*Goal*:
Images are not part of the copy; write out the rest of the data exactly as given.

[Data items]
::::
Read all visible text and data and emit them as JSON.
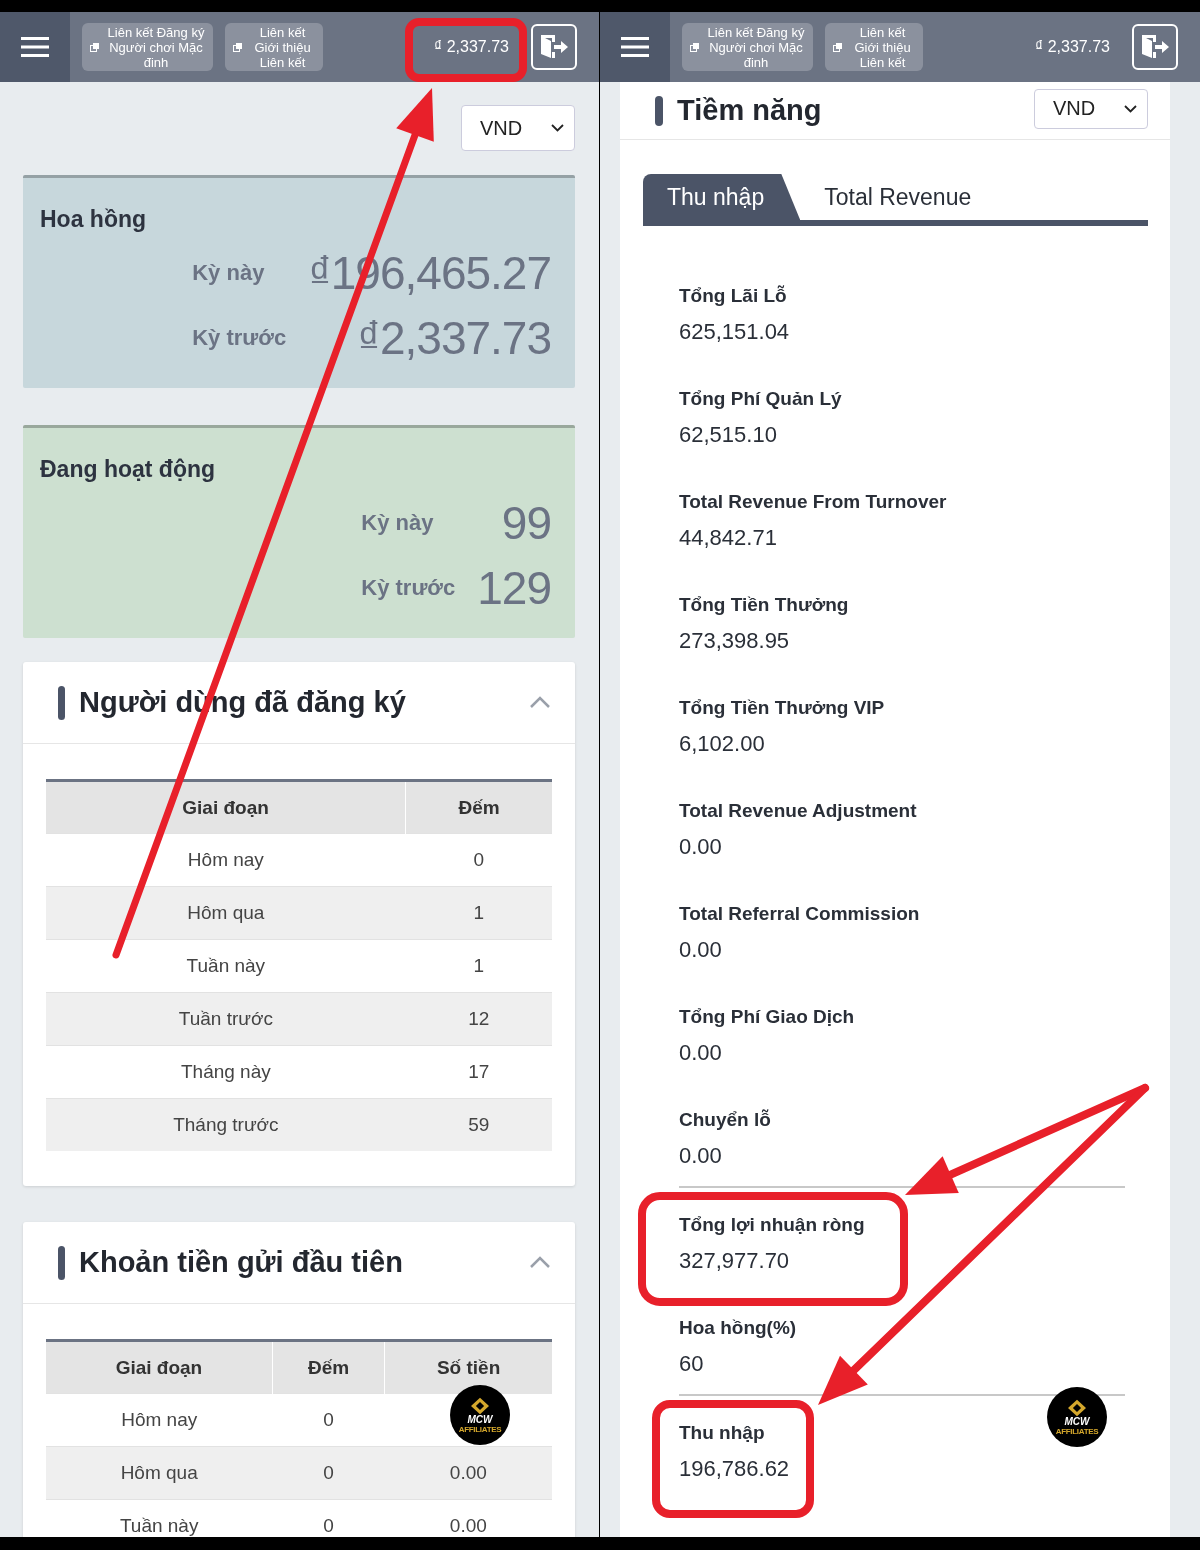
{
  "panels": [
    {
      "header": {
        "links": [
          "Liên kết Đăng ký Người chơi Mặc đinh",
          "Liên kết Giới thiệu Liên kết"
        ],
        "balance": "₫ 2,337.73"
      },
      "currency": "VND",
      "stat_cards": [
        {
          "title": "Hoa hồng",
          "color": "#c7d7dc",
          "rows": [
            {
              "label": "Kỳ này",
              "value": "₫196,465.27"
            },
            {
              "label": "Kỳ trước",
              "value": "₫2,337.73"
            }
          ]
        },
        {
          "title": "Đang hoạt động",
          "color": "#cde0d0",
          "rows": [
            {
              "label": "Kỳ này",
              "value": "99"
            },
            {
              "label": "Kỳ trước",
              "value": "129"
            }
          ]
        }
      ],
      "sections": [
        {
          "title": "Người dùng đã đăng ký",
          "expanded": true,
          "columns": [
            "Giai đoạn",
            "Đếm"
          ],
          "rows": [
            [
              "Hôm nay",
              "0"
            ],
            [
              "Hôm qua",
              "1"
            ],
            [
              "Tuần này",
              "1"
            ],
            [
              "Tuần trước",
              "12"
            ],
            [
              "Tháng này",
              "17"
            ],
            [
              "Tháng trước",
              "59"
            ]
          ]
        },
        {
          "title": "Khoản tiền gửi đầu tiên",
          "expanded": true,
          "columns": [
            "Giai đoạn",
            "Đếm",
            "Số tiền"
          ],
          "rows": [
            [
              "Hôm nay",
              "0"
            ],
            [
              "Hôm qua",
              "0",
              "0.00"
            ],
            [
              "Tuần này",
              "0",
              "0.00"
            ]
          ]
        }
      ],
      "badge": {
        "title": "MCW",
        "subtitle": "AFFILIATES"
      }
    },
    {
      "header": {
        "links": [
          "Liên kết Đăng ký Người chơi Mặc đinh",
          "Liên kết Giới thiệu Liên kết"
        ],
        "balance": "₫ 2,337.73"
      },
      "card": {
        "title": "Tiềm năng",
        "currency": "VND",
        "tabs": [
          {
            "label": "Thu nhập",
            "selected": true
          },
          {
            "label": "Total Revenue",
            "selected": false
          }
        ],
        "items": [
          {
            "label": "Tổng Lãi Lỗ",
            "value": "625,151.04",
            "separated": false
          },
          {
            "label": "Tổng Phí Quản Lý",
            "value": "62,515.10",
            "separated": false
          },
          {
            "label": "Total Revenue From Turnover",
            "value": "44,842.71",
            "separated": false
          },
          {
            "label": "Tổng Tiền Thưởng",
            "value": "273,398.95",
            "separated": false
          },
          {
            "label": "Tổng Tiền Thưởng VIP",
            "value": "6,102.00",
            "separated": false
          },
          {
            "label": "Total Revenue Adjustment",
            "value": "0.00",
            "separated": false
          },
          {
            "label": "Total Referral Commission",
            "value": "0.00",
            "separated": false
          },
          {
            "label": "Tổng Phí Giao Dịch",
            "value": "0.00",
            "separated": false
          },
          {
            "label": "Chuyển lỗ",
            "value": "0.00",
            "separated": false
          },
          {
            "label": "Tổng lợi nhuận ròng",
            "value": "327,977.70",
            "separated": true
          },
          {
            "label": "Hoa hồng(%)",
            "value": "60",
            "separated": false
          },
          {
            "label": "Thu nhập",
            "value": "196,786.62",
            "separated": true
          }
        ]
      },
      "badge": {
        "title": "MCW",
        "subtitle": "AFFILIATES"
      }
    }
  ]
}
::::
*Solution to this exercise*:
Read all visible text and data and emit them as JSON.
{
  "panels": [
    {
      "header": {
        "links": [
          "Liên kết Đăng ký Người chơi Mặc đinh",
          "Liên kết Giới thiệu Liên kết"
        ],
        "balance": "₫ 2,337.73"
      },
      "currency": "VND",
      "stat_cards": [
        {
          "title": "Hoa hồng",
          "color": "#c7d7dc",
          "rows": [
            {
              "label": "Kỳ này",
              "value": "₫196,465.27"
            },
            {
              "label": "Kỳ trước",
              "value": "₫2,337.73"
            }
          ]
        },
        {
          "title": "Đang hoạt động",
          "color": "#cde0d0",
          "rows": [
            {
              "label": "Kỳ này",
              "value": "99"
            },
            {
              "label": "Kỳ trước",
              "value": "129"
            }
          ]
        }
      ],
      "sections": [
        {
          "title": "Người dùng đã đăng ký",
          "expanded": true,
          "columns": [
            "Giai đoạn",
            "Đếm"
          ],
          "rows": [
            [
              "Hôm nay",
              "0"
            ],
            [
              "Hôm qua",
              "1"
            ],
            [
              "Tuần này",
              "1"
            ],
            [
              "Tuần trước",
              "12"
            ],
            [
              "Tháng này",
              "17"
            ],
            [
              "Tháng trước",
              "59"
            ]
          ]
        },
        {
          "title": "Khoản tiền gửi đầu tiên",
          "expanded": true,
          "columns": [
            "Giai đoạn",
            "Đếm",
            "Số tiền"
          ],
          "rows": [
            [
              "Hôm nay",
              "0"
            ],
            [
              "Hôm qua",
              "0",
              "0.00"
            ],
            [
              "Tuần này",
              "0",
              "0.00"
            ]
          ]
        }
      ],
      "badge": {
        "title": "MCW",
        "subtitle": "AFFILIATES"
      }
    },
    {
      "header": {
        "links": [
          "Liên kết Đăng ký Người chơi Mặc đinh",
          "Liên kết Giới thiệu Liên kết"
        ],
        "balance": "₫ 2,337.73"
      },
      "card": {
        "title": "Tiềm năng",
        "currency": "VND",
        "tabs": [
          {
            "label": "Thu nhập",
            "selected": true
          },
          {
            "label": "Total Revenue",
            "selected": false
          }
        ],
        "items": [
          {
            "label": "Tổng Lãi Lỗ",
            "value": "625,151.04",
            "separated": false
          },
          {
            "label": "Tổng Phí Quản Lý",
            "value": "62,515.10",
            "separated": false
          },
          {
            "label": "Total Revenue From Turnover",
            "value": "44,842.71",
            "separated": false
          },
          {
            "label": "Tổng Tiền Thưởng",
            "value": "273,398.95",
            "separated": false
          },
          {
            "label": "Tổng Tiền Thưởng VIP",
            "value": "6,102.00",
            "separated": false
          },
          {
            "label": "Total Revenue Adjustment",
            "value": "0.00",
            "separated": false
          },
          {
            "label": "Total Referral Commission",
            "value": "0.00",
            "separated": false
          },
          {
            "label": "Tổng Phí Giao Dịch",
            "value": "0.00",
            "separated": false
          },
          {
            "label": "Chuyển lỗ",
            "value": "0.00",
            "separated": false
          },
          {
            "label": "Tổng lợi nhuận ròng",
            "value": "327,977.70",
            "separated": true
          },
          {
            "label": "Hoa hồng(%)",
            "value": "60",
            "separated": false
          },
          {
            "label": "Thu nhập",
            "value": "196,786.62",
            "separated": true
          }
        ]
      },
      "badge": {
        "title": "MCW",
        "subtitle": "AFFILIATES"
      }
    }
  ]
}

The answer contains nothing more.